◆ Text extract:
------------------------------------
I have a very large folder that I am trying to create a tar archive of. The issue is I don't have enough extra free space to store the entire archive so I want to create say 100-200GB chunks of the archive at a time and transfer those individually to cloud storage. I need to be able to control when new chunks are created so my HDD doesn't fill up but all of the commands i've found to create split tarballs always create it all at once, in the same directory.

The closest solution I found was from this question but all the responses base the archives on number of files, not size which is important for my use case as my file sizes are unevenly distributed.

  • 1
    Do you have SSH access to your cloud storage? If so, you can pipe a tarball directly over SSH which means it will never be stored locally. E.g. tar czvf - /path/to/directory | ssh [email protected] "cat > /path/to/destination.tar.gz"
------------------------------------
Records of where elements appear:
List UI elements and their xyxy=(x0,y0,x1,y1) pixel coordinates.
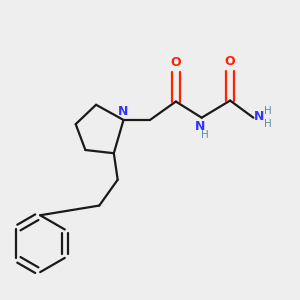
Text: O: O xyxy=(170,56,181,69)
Text: N: N xyxy=(118,105,129,118)
Text: O: O xyxy=(225,55,236,68)
Text: N: N xyxy=(195,120,205,133)
Text: H: H xyxy=(264,118,272,128)
Text: H: H xyxy=(201,130,209,140)
Text: H: H xyxy=(264,106,272,116)
Text: N: N xyxy=(254,110,264,123)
------------------------------------
◆ Written instruction: Continue the post about splitting a tar archive into size-based chunks from where it stops. These lines stand apart from the post about splitting a tar archive.

◆ Result for this task:
    – jayhendren
    Commented Jan 7, 2021 at 23:10
  • @jayhendren unfortunately not. I tried mounting it as a filesystem locally but that was incredibly slow unfortunately. Commented Jan 7, 2021 at 23:41
  • will not fit your needs exactly but you can use it as base to start: multi_tar.sh will create standalone tarball archives based on given target size. you could add some interactive wait into script so you have time to move chunks. it currently creates always 4x files at same time so you should limit to 50 GB each. usage: multi_tar.sh -L 52428800 archive.tar <dir1> [<dir2>...] (might do the modifications for you and post it as answer if no one comes up with better solution)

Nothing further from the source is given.